** BRIEF **
Pick every line from the data that holds the word "Hochmut".

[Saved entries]
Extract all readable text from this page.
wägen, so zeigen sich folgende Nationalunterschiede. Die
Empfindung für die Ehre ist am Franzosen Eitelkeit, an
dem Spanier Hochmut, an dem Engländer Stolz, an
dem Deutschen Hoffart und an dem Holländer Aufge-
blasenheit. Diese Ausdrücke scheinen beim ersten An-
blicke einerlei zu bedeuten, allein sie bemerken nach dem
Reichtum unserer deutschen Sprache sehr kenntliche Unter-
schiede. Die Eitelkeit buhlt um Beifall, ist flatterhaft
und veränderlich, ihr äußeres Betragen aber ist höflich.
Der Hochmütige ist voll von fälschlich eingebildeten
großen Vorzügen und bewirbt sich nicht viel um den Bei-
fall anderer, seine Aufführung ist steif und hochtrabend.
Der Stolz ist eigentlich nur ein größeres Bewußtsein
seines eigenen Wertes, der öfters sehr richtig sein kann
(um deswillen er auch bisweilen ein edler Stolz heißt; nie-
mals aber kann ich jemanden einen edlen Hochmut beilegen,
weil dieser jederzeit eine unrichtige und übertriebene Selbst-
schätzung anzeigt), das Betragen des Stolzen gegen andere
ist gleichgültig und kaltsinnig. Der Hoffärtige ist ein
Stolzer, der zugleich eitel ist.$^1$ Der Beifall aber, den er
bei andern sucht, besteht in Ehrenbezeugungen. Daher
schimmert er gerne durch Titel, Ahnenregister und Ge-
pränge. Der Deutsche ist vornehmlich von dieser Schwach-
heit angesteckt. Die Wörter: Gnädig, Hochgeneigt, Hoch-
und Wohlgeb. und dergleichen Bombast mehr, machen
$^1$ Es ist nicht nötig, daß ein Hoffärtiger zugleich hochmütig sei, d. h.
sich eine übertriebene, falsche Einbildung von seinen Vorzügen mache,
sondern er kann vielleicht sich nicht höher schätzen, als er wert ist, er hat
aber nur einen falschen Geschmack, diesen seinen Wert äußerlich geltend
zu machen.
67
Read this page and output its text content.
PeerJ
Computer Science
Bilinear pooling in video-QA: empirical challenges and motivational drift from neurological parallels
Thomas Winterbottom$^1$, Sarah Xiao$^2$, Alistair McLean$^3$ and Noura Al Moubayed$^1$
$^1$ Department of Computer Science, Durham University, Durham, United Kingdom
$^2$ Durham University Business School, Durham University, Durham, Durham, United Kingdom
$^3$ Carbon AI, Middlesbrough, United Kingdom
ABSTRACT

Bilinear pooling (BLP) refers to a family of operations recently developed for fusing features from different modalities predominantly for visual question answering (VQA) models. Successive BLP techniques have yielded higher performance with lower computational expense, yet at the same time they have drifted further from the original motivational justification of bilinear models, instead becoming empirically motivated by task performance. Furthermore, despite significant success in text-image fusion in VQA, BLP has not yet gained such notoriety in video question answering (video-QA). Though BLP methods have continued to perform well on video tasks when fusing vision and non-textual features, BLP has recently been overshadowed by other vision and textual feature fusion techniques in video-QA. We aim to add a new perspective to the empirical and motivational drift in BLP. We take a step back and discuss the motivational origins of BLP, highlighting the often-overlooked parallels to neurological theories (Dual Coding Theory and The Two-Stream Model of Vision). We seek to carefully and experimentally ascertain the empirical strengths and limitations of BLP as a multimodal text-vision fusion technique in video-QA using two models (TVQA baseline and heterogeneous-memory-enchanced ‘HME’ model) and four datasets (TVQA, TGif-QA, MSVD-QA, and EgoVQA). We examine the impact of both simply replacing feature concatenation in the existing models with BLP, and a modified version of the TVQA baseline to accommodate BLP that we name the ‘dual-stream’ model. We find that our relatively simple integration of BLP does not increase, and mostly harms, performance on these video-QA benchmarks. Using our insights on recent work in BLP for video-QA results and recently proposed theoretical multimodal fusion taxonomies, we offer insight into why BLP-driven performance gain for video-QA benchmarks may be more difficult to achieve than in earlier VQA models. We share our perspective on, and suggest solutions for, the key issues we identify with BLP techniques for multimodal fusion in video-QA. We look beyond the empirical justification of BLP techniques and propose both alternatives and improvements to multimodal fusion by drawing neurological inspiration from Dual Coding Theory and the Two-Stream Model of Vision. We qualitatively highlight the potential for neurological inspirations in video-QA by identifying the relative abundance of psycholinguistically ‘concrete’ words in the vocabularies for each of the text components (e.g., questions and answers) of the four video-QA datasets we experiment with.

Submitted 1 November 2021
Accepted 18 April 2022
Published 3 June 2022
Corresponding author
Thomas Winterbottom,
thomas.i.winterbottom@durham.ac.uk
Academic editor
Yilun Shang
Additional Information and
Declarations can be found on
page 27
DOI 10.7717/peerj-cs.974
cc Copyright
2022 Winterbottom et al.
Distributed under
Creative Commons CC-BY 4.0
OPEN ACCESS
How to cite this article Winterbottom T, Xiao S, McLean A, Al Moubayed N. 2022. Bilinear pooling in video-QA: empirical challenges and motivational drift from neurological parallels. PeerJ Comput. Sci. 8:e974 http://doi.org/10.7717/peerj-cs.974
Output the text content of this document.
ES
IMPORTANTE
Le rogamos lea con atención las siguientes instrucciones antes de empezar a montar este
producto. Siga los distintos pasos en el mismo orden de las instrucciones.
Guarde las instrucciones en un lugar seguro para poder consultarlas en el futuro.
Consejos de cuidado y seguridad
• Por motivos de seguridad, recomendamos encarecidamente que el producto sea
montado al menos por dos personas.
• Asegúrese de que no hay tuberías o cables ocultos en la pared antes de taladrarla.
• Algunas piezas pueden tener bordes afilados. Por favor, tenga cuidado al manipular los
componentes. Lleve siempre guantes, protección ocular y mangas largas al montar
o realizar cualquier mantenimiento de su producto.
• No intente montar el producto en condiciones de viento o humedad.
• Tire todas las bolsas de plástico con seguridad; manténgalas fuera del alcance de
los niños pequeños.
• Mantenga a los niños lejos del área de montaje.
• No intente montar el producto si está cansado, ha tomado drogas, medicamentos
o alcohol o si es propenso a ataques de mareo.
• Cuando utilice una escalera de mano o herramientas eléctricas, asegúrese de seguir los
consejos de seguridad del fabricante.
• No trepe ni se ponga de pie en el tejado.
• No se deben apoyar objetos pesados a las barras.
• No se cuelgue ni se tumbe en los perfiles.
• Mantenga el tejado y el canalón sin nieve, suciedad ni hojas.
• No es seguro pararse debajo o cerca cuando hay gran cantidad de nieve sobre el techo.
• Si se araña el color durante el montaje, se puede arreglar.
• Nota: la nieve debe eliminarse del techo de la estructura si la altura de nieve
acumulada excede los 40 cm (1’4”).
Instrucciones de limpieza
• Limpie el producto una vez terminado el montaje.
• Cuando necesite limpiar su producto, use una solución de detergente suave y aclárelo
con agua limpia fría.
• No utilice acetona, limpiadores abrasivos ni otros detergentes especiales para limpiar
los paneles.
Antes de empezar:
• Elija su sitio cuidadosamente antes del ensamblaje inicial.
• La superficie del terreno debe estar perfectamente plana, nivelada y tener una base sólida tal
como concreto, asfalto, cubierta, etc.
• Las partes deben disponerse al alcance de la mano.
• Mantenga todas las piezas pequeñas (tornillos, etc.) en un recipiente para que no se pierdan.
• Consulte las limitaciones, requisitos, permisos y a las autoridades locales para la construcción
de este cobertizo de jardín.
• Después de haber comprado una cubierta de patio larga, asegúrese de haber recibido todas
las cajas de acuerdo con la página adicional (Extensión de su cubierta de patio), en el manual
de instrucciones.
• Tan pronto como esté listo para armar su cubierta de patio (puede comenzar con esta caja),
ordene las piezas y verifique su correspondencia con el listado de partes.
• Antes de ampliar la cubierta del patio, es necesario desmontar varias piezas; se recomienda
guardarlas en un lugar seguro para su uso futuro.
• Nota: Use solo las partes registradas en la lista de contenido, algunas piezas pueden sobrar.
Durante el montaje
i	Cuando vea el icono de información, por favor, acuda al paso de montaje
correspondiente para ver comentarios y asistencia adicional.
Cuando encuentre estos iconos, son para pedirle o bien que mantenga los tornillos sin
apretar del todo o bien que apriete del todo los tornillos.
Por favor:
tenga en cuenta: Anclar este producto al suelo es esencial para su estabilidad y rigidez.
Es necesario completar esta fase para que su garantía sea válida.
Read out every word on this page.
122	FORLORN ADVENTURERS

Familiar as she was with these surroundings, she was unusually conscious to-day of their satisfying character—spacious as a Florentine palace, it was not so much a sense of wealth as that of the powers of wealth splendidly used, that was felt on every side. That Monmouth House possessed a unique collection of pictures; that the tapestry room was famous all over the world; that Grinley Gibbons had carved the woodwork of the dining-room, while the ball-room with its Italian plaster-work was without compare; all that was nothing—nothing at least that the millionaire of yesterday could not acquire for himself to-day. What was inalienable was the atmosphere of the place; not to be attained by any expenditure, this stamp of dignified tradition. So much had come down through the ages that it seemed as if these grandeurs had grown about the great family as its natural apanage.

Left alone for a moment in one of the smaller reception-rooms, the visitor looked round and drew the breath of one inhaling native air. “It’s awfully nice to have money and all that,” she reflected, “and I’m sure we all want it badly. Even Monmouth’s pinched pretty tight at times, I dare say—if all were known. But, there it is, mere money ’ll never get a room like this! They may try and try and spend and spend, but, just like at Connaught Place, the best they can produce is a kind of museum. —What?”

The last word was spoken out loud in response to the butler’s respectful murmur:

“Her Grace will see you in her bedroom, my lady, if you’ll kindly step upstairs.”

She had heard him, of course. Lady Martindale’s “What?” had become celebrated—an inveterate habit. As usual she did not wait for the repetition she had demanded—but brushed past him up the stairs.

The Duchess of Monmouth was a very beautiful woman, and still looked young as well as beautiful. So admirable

** FINAL RESULT **
dem Spanier Hochmut, an dem Engländer Stolz, an
mals aber kann ich jemanden einen edlen Hochmut beilegen,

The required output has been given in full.